Dataset records
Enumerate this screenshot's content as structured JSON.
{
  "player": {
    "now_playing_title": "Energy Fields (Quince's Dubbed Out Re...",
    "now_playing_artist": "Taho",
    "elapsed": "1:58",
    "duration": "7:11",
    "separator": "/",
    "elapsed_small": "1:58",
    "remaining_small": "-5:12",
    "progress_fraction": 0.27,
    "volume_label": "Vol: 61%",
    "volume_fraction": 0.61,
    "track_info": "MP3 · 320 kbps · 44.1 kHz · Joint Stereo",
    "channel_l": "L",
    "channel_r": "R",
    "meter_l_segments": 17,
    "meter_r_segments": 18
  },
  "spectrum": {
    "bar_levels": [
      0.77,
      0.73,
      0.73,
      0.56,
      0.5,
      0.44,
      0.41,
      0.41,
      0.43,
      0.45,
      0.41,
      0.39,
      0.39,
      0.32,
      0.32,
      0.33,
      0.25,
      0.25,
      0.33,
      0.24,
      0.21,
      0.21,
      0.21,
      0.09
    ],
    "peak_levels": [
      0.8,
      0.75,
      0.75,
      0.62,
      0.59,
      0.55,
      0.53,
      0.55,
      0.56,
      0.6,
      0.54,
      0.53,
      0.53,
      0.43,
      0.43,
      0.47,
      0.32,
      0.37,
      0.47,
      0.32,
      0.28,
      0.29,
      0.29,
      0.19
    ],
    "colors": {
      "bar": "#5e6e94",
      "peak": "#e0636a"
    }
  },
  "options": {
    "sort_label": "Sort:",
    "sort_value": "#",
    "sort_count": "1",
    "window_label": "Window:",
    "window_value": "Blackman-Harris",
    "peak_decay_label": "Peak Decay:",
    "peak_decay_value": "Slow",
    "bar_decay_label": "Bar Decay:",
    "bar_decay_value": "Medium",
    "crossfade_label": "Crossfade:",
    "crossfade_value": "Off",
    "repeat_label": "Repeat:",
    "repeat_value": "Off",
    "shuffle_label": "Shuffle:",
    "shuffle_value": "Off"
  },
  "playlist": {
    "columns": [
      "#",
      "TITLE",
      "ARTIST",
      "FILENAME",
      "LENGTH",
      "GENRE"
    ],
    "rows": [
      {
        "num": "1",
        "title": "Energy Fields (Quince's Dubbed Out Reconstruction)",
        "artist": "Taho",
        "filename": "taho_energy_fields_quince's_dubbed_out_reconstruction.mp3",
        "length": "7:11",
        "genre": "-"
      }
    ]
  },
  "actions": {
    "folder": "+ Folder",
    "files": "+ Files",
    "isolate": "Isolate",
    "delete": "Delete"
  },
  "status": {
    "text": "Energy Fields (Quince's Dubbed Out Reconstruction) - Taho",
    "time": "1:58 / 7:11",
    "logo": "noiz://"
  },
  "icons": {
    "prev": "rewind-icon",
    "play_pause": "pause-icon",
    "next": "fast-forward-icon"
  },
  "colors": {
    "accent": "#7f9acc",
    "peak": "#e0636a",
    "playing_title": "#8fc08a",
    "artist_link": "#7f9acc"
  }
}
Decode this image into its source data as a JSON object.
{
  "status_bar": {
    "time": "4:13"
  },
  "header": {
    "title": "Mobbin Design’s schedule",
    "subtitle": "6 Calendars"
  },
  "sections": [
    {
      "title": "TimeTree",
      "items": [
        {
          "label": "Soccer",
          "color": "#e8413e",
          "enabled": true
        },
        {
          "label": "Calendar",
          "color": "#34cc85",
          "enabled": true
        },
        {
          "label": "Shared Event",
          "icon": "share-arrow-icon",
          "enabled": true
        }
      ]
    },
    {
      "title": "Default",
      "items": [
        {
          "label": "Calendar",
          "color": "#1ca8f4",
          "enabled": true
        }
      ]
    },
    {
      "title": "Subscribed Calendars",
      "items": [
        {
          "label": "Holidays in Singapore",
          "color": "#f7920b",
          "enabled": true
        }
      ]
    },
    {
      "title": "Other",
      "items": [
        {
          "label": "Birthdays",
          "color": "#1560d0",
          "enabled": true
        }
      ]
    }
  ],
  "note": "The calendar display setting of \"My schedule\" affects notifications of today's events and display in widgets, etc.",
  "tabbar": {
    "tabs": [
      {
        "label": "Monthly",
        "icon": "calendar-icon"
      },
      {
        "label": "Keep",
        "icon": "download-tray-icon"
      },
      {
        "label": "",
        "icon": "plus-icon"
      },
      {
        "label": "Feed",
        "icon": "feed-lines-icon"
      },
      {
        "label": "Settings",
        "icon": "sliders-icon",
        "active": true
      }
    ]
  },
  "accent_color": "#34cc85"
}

Directions for this task:
Write out every line from the records above, word for word.

Answer to this task:
Enumerate this screenshot's content as structured JSON.
{
  "player": {
    "now_playing_title": "Energy Fields (Quince's Dubbed Out Re...",
    "now_playing_artist": "Taho",
    "elapsed": "1:58",
    "duration": "7:11",
    "separator": "/",
    "elapsed_small": "1:58",
    "remaining_small": "-5:12",
    "progress_fraction": 0.27,
    "volume_label": "Vol: 61%",
    "volume_fraction": 0.61,
    "track_info": "MP3 · 320 kbps · 44.1 kHz · Joint Stereo",
    "channel_l": "L",
    "channel_r": "R",
    "meter_l_segments": 17,
    "meter_r_segments": 18
  },
  "spectrum": {
    "bar_levels": [
      0.77,
      0.73,
      0.73,
      0.56,
      0.5,
      0.44,
      0.41,
      0.41,
      0.43,
      0.45,
      0.41,
      0.39,
      0.39,
      0.32,
      0.32,
      0.33,
      0.25,
      0.25,
      0.33,
      0.24,
      0.21,
      0.21,
      0.21,
      0.09
    ],
    "peak_levels": [
      0.8,
      0.75,
      0.75,
      0.62,
      0.59,
      0.55,
      0.53,
      0.55,
      0.56,
      0.6,
      0.54,
      0.53,
      0.53,
      0.43,
      0.43,
      0.47,
      0.32,
      0.37,
      0.47,
      0.32,
      0.28,
      0.29,
      0.29,
      0.19
    ],
    "colors": {
      "bar": "#5e6e94",
      "peak": "#e0636a"
    }
  },
  "options": {
    "sort_label": "Sort:",
    "sort_value": "#",
    "sort_count": "1",
    "window_label": "Window:",
    "window_value": "Blackman-Harris",
    "peak_decay_label": "Peak Decay:",
    "peak_decay_value": "Slow",
    "bar_decay_label": "Bar Decay:",
    "bar_decay_value": "Medium",
    "crossfade_label": "Crossfade:",
    "crossfade_value": "Off",
    "repeat_label": "Repeat:",
    "repeat_value": "Off",
    "shuffle_label": "Shuffle:",
    "shuffle_value": "Off"
  },
  "playlist": {
    "columns": [
      "#",
      "TITLE",
      "ARTIST",
      "FILENAME",
      "LENGTH",
      "GENRE"
    ],
    "rows": [
      {
        "num": "1",
        "title": "Energy Fields (Quince's Dubbed Out Reconstruction)",
        "artist": "Taho",
        "filename": "taho_energy_fields_quince's_dubbed_out_reconstruction.mp3",
        "length": "7:11",
        "genre": "-"
      }
    ]
  },
  "actions": {
    "folder": "+ Folder",
    "files": "+ Files",
    "isolate": "Isolate",
    "delete": "Delete"
  },
  "status": {
    "text": "Energy Fields (Quince's Dubbed Out Reconstruction) - Taho",
    "time": "1:58 / 7:11",
    "logo": "noiz://"
  },
  "icons": {
    "prev": "rewind-icon",
    "play_pause": "pause-icon",
    "next": "fast-forward-icon"
  },
  "colors": {
    "accent": "#7f9acc",
    "peak": "#e0636a",
    "playing_title": "#8fc08a",
    "artist_link": "#7f9acc"
  }
}
Decode this image into its source data as a JSON object.
{
  "status_bar": {
    "time": "4:13"
  },
  "header": {
    "title": "Mobbin Design’s schedule",
    "subtitle": "6 Calendars"
  },
  "sections": [
    {
      "title": "TimeTree",
      "items": [
        {
          "label": "Soccer",
          "color": "#e8413e",
          "enabled": true
        },
        {
          "label": "Calendar",
          "color": "#34cc85",
          "enabled": true
        },
        {
          "label": "Shared Event",
          "icon": "share-arrow-icon",
          "enabled": true
        }
      ]
    },
    {
      "title": "Default",
      "items": [
        {
          "label": "Calendar",
          "color": "#1ca8f4",
          "enabled": true
        }
      ]
    },
    {
      "title": "Subscribed Calendars",
      "items": [
        {
          "label": "Holidays in Singapore",
          "color": "#f7920b",
          "enabled": true
        }
      ]
    },
    {
      "title": "Other",
      "items": [
        {
          "label": "Birthdays",
          "color": "#1560d0",
          "enabled": true
        }
      ]
    }
  ],
  "note": "The calendar display setting of \"My schedule\" affects notifications of today's events and display in widgets, etc.",
  "tabbar": {
    "tabs": [
      {
        "label": "Monthly",
        "icon": "calendar-icon"
      },
      {
        "label": "Keep",
        "icon": "download-tray-icon"
      },
      {
        "label": "",
        "icon": "plus-icon"
      },
      {
        "label": "Feed",
        "icon": "feed-lines-icon"
      },
      {
        "label": "Settings",
        "icon": "sliders-icon",
        "active": true
      }
    ]
  },
  "accent_color": "#34cc85"
}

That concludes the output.